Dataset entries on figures

+++++

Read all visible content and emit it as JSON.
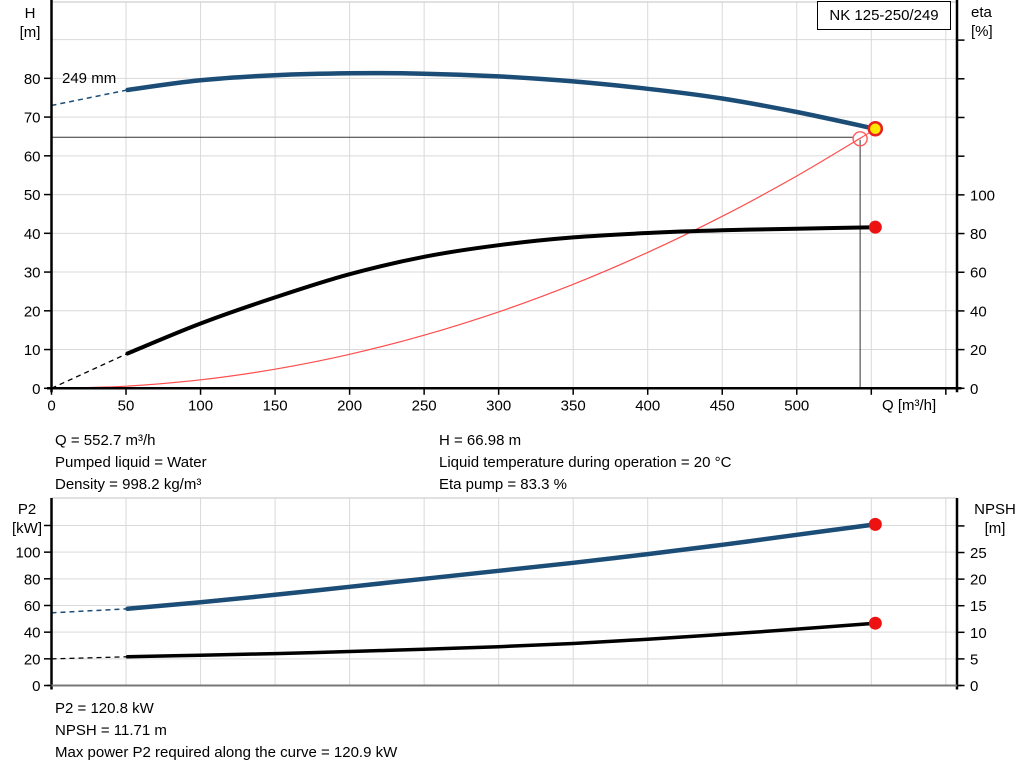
{
  "pump_name": "NK 125-250/249",
  "info_top": {
    "left": [
      "Q = 552.7 m³/h",
      "Pumped liquid = Water",
      "Density = 998.2 kg/m³"
    ],
    "right": [
      "H = 66.98 m",
      "Liquid temperature during operation = 20 °C",
      "Eta pump = 83.3 %"
    ]
  },
  "info_bottom": [
    "P2 = 120.8 kW",
    "NPSH = 11.71 m",
    "Max power P2 required along the curve = 120.9 kW"
  ],
  "colors": {
    "curve_blue": "#1b4d77",
    "curve_black": "#000000",
    "system_red": "#ff4d4d",
    "marker_red": "#ee1111",
    "marker_yellow": "#ffe800",
    "marker_ring": "#e82020",
    "grid": "#d9d9d9",
    "axis": "#000000"
  },
  "chart_data": [
    {
      "type": "line",
      "id": "q-h-eta-chart",
      "x_axis": {
        "title": "Q [m³/h]",
        "min": 0,
        "max": 607.5,
        "tick_step": 50,
        "tick_end": 600,
        "grid_end": 600,
        "last_label": 500
      },
      "y_left": {
        "title": [
          "H",
          "[m]"
        ],
        "min": 0,
        "max": 99.7,
        "tick_step": 10,
        "tick_end": 80,
        "grid_end": 90,
        "last_label": 80
      },
      "y_right": {
        "title": [
          "eta",
          "[%]"
        ],
        "min": 0,
        "max": 199.7,
        "tick_step": 20,
        "tick_end": 180,
        "grid_end": 0,
        "last_label": 100
      },
      "series": [
        {
          "name": "system-curve",
          "axis": "left",
          "color": "#ff4d4d",
          "width": 1.2,
          "points": [
            [
              0,
              0
            ],
            [
              50,
              0.55
            ],
            [
              100,
              2.19
            ],
            [
              150,
              4.93
            ],
            [
              200,
              8.77
            ],
            [
              250,
              13.7
            ],
            [
              300,
              19.73
            ],
            [
              350,
              26.85
            ],
            [
              400,
              35.07
            ],
            [
              450,
              44.39
            ],
            [
              500,
              54.8
            ],
            [
              542.5,
              64.51
            ],
            [
              552.7,
              66.98
            ]
          ]
        },
        {
          "name": "head-curve",
          "label": "249 mm",
          "axis": "left",
          "color": "#1b4d77",
          "width": 4.5,
          "dash_width": 1.5,
          "dash": [
            [
              0,
              73
            ],
            [
              51,
              77
            ]
          ],
          "points": [
            [
              51,
              77
            ],
            [
              100,
              79.5
            ],
            [
              150,
              80.8
            ],
            [
              200,
              81.3
            ],
            [
              250,
              81.2
            ],
            [
              300,
              80.5
            ],
            [
              350,
              79.2
            ],
            [
              400,
              77.3
            ],
            [
              450,
              74.8
            ],
            [
              500,
              71.3
            ],
            [
              552.7,
              66.98
            ]
          ]
        },
        {
          "name": "efficiency-curve",
          "axis": "right",
          "color": "#000000",
          "width": 4,
          "dash_width": 1.3,
          "dash": [
            [
              0,
              0
            ],
            [
              51,
              18
            ]
          ],
          "points": [
            [
              51,
              18
            ],
            [
              100,
              33.5
            ],
            [
              150,
              47
            ],
            [
              200,
              59
            ],
            [
              250,
              68
            ],
            [
              300,
              74
            ],
            [
              350,
              78
            ],
            [
              400,
              80.3
            ],
            [
              450,
              81.7
            ],
            [
              500,
              82.5
            ],
            [
              552.7,
              83.3
            ]
          ]
        }
      ],
      "ref": {
        "q": 542.5,
        "circle_v": 64.4,
        "hline_v": 64.8
      },
      "markers": [
        {
          "name": "duty-reference-circle",
          "axis": "left",
          "q": 542.5,
          "v": 64.4,
          "r": 7,
          "fill": "none",
          "stroke": "#ff5c5c",
          "stroke_width": 1.4
        },
        {
          "name": "duty-point-marker",
          "axis": "left",
          "q": 552.7,
          "v": 66.98,
          "r": 6.5,
          "fill": "#ffe800",
          "stroke": "#e82020",
          "stroke_width": 2.5
        },
        {
          "name": "eta-point-marker",
          "axis": "right",
          "q": 552.7,
          "v": 83.3,
          "r": 6.5,
          "fill": "#ee1111"
        }
      ]
    },
    {
      "type": "line",
      "id": "p2-npsh-chart",
      "x_axis": {
        "title": "",
        "min": 0,
        "max": 607.5,
        "tick_step": 50,
        "tick_end": 600,
        "grid_end": 600,
        "last_label": -1
      },
      "y_left": {
        "title": [
          "P2",
          "[kW]"
        ],
        "min": 0,
        "max": 140.6,
        "tick_step": 20,
        "tick_end": 120,
        "grid_end": 120,
        "last_label": 100
      },
      "y_right": {
        "title": [
          "NPSH",
          "[m]"
        ],
        "min": 0,
        "max": 35.25,
        "tick_step": 5,
        "tick_end": 30,
        "grid_end": 0,
        "last_label": 25
      },
      "series": [
        {
          "name": "p2-curve",
          "axis": "left",
          "color": "#1b4d77",
          "width": 4.5,
          "dash_width": 1.5,
          "dash": [
            [
              0,
              54.5
            ],
            [
              51,
              57.5
            ]
          ],
          "points": [
            [
              51,
              57.5
            ],
            [
              100,
              62.5
            ],
            [
              150,
              68
            ],
            [
              200,
              74
            ],
            [
              250,
              80
            ],
            [
              300,
              86
            ],
            [
              350,
              92
            ],
            [
              400,
              98.5
            ],
            [
              450,
              105.5
            ],
            [
              500,
              113
            ],
            [
              552.7,
              120.8
            ]
          ]
        },
        {
          "name": "npsh-curve",
          "axis": "right",
          "color": "#000000",
          "width": 3.5,
          "dash_width": 1.3,
          "dash": [
            [
              0,
              5.0
            ],
            [
              51,
              5.4
            ]
          ],
          "points": [
            [
              51,
              5.4
            ],
            [
              100,
              5.7
            ],
            [
              150,
              6.0
            ],
            [
              200,
              6.4
            ],
            [
              250,
              6.8
            ],
            [
              300,
              7.3
            ],
            [
              350,
              7.9
            ],
            [
              400,
              8.7
            ],
            [
              450,
              9.6
            ],
            [
              500,
              10.6
            ],
            [
              552.7,
              11.71
            ]
          ]
        }
      ],
      "markers": [
        {
          "name": "p2-point-marker",
          "axis": "left",
          "q": 552.7,
          "v": 120.8,
          "r": 6.5,
          "fill": "#ee1111"
        },
        {
          "name": "npsh-point-marker",
          "axis": "right",
          "q": 552.7,
          "v": 11.71,
          "r": 6.5,
          "fill": "#ee1111"
        }
      ]
    }
  ]
}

+++++

▶ **OBJECTIVE**
Write out the listing above exactly as it stands, pictures excluded.

▶ **COMPLETED EXERCISE**
Read all visible content and emit it as JSON.
{
  "pump_name": "NK 125-250/249",
  "info_top": {
    "left": [
      "Q = 552.7 m³/h",
      "Pumped liquid = Water",
      "Density = 998.2 kg/m³"
    ],
    "right": [
      "H = 66.98 m",
      "Liquid temperature during operation = 20 °C",
      "Eta pump = 83.3 %"
    ]
  },
  "info_bottom": [
    "P2 = 120.8 kW",
    "NPSH = 11.71 m",
    "Max power P2 required along the curve = 120.9 kW"
  ],
  "colors": {
    "curve_blue": "#1b4d77",
    "curve_black": "#000000",
    "system_red": "#ff4d4d",
    "marker_red": "#ee1111",
    "marker_yellow": "#ffe800",
    "marker_ring": "#e82020",
    "grid": "#d9d9d9",
    "axis": "#000000"
  },
  "chart_data": [
    {
      "type": "line",
      "id": "q-h-eta-chart",
      "x_axis": {
        "title": "Q [m³/h]",
        "min": 0,
        "max": 607.5,
        "tick_step": 50,
        "tick_end": 600,
        "grid_end": 600,
        "last_label": 500
      },
      "y_left": {
        "title": [
          "H",
          "[m]"
        ],
        "min": 0,
        "max": 99.7,
        "tick_step": 10,
        "tick_end": 80,
        "grid_end": 90,
        "last_label": 80
      },
      "y_right": {
        "title": [
          "eta",
          "[%]"
        ],
        "min": 0,
        "max": 199.7,
        "tick_step": 20,
        "tick_end": 180,
        "grid_end": 0,
        "last_label": 100
      },
      "series": [
        {
          "name": "system-curve",
          "axis": "left",
          "color": "#ff4d4d",
          "width": 1.2,
          "points": [
            [
              0,
              0
            ],
            [
              50,
              0.55
            ],
            [
              100,
              2.19
            ],
            [
              150,
              4.93
            ],
            [
              200,
              8.77
            ],
            [
              250,
              13.7
            ],
            [
              300,
              19.73
            ],
            [
              350,
              26.85
            ],
            [
              400,
              35.07
            ],
            [
              450,
              44.39
            ],
            [
              500,
              54.8
            ],
            [
              542.5,
              64.51
            ],
            [
              552.7,
              66.98
            ]
          ]
        },
        {
          "name": "head-curve",
          "label": "249 mm",
          "axis": "left",
          "color": "#1b4d77",
          "width": 4.5,
          "dash_width": 1.5,
          "dash": [
            [
              0,
              73
            ],
            [
              51,
              77
            ]
          ],
          "points": [
            [
              51,
              77
            ],
            [
              100,
              79.5
            ],
            [
              150,
              80.8
            ],
            [
              200,
              81.3
            ],
            [
              250,
              81.2
            ],
            [
              300,
              80.5
            ],
            [
              350,
              79.2
            ],
            [
              400,
              77.3
            ],
            [
              450,
              74.8
            ],
            [
              500,
              71.3
            ],
            [
              552.7,
              66.98
            ]
          ]
        },
        {
          "name": "efficiency-curve",
          "axis": "right",
          "color": "#000000",
          "width": 4,
          "dash_width": 1.3,
          "dash": [
            [
              0,
              0
            ],
            [
              51,
              18
            ]
          ],
          "points": [
            [
              51,
              18
            ],
            [
              100,
              33.5
            ],
            [
              150,
              47
            ],
            [
              200,
              59
            ],
            [
              250,
              68
            ],
            [
              300,
              74
            ],
            [
              350,
              78
            ],
            [
              400,
              80.3
            ],
            [
              450,
              81.7
            ],
            [
              500,
              82.5
            ],
            [
              552.7,
              83.3
            ]
          ]
        }
      ],
      "ref": {
        "q": 542.5,
        "circle_v": 64.4,
        "hline_v": 64.8
      },
      "markers": [
        {
          "name": "duty-reference-circle",
          "axis": "left",
          "q": 542.5,
          "v": 64.4,
          "r": 7,
          "fill": "none",
          "stroke": "#ff5c5c",
          "stroke_width": 1.4
        },
        {
          "name": "duty-point-marker",
          "axis": "left",
          "q": 552.7,
          "v": 66.98,
          "r": 6.5,
          "fill": "#ffe800",
          "stroke": "#e82020",
          "stroke_width": 2.5
        },
        {
          "name": "eta-point-marker",
          "axis": "right",
          "q": 552.7,
          "v": 83.3,
          "r": 6.5,
          "fill": "#ee1111"
        }
      ]
    },
    {
      "type": "line",
      "id": "p2-npsh-chart",
      "x_axis": {
        "title": "",
        "min": 0,
        "max": 607.5,
        "tick_step": 50,
        "tick_end": 600,
        "grid_end": 600,
        "last_label": -1
      },
      "y_left": {
        "title": [
          "P2",
          "[kW]"
        ],
        "min": 0,
        "max": 140.6,
        "tick_step": 20,
        "tick_end": 120,
        "grid_end": 120,
        "last_label": 100
      },
      "y_right": {
        "title": [
          "NPSH",
          "[m]"
        ],
        "min": 0,
        "max": 35.25,
        "tick_step": 5,
        "tick_end": 30,
        "grid_end": 0,
        "last_label": 25
      },
      "series": [
        {
          "name": "p2-curve",
          "axis": "left",
          "color": "#1b4d77",
          "width": 4.5,
          "dash_width": 1.5,
          "dash": [
            [
              0,
              54.5
            ],
            [
              51,
              57.5
            ]
          ],
          "points": [
            [
              51,
              57.5
            ],
            [
              100,
              62.5
            ],
            [
              150,
              68
            ],
            [
              200,
              74
            ],
            [
              250,
              80
            ],
            [
              300,
              86
            ],
            [
              350,
              92
            ],
            [
              400,
              98.5
            ],
            [
              450,
              105.5
            ],
            [
              500,
              113
            ],
            [
              552.7,
              120.8
            ]
          ]
        },
        {
          "name": "npsh-curve",
          "axis": "right",
          "color": "#000000",
          "width": 3.5,
          "dash_width": 1.3,
          "dash": [
            [
              0,
              5.0
            ],
            [
              51,
              5.4
            ]
          ],
          "points": [
            [
              51,
              5.4
            ],
            [
              100,
              5.7
            ],
            [
              150,
              6.0
            ],
            [
              200,
              6.4
            ],
            [
              250,
              6.8
            ],
            [
              300,
              7.3
            ],
            [
              350,
              7.9
            ],
            [
              400,
              8.7
            ],
            [
              450,
              9.6
            ],
            [
              500,
              10.6
            ],
            [
              552.7,
              11.71
            ]
          ]
        }
      ],
      "markers": [
        {
          "name": "p2-point-marker",
          "axis": "left",
          "q": 552.7,
          "v": 120.8,
          "r": 6.5,
          "fill": "#ee1111"
        },
        {
          "name": "npsh-point-marker",
          "axis": "right",
          "q": 552.7,
          "v": 11.71,
          "r": 6.5,
          "fill": "#ee1111"
        }
      ]
    }
  ]
}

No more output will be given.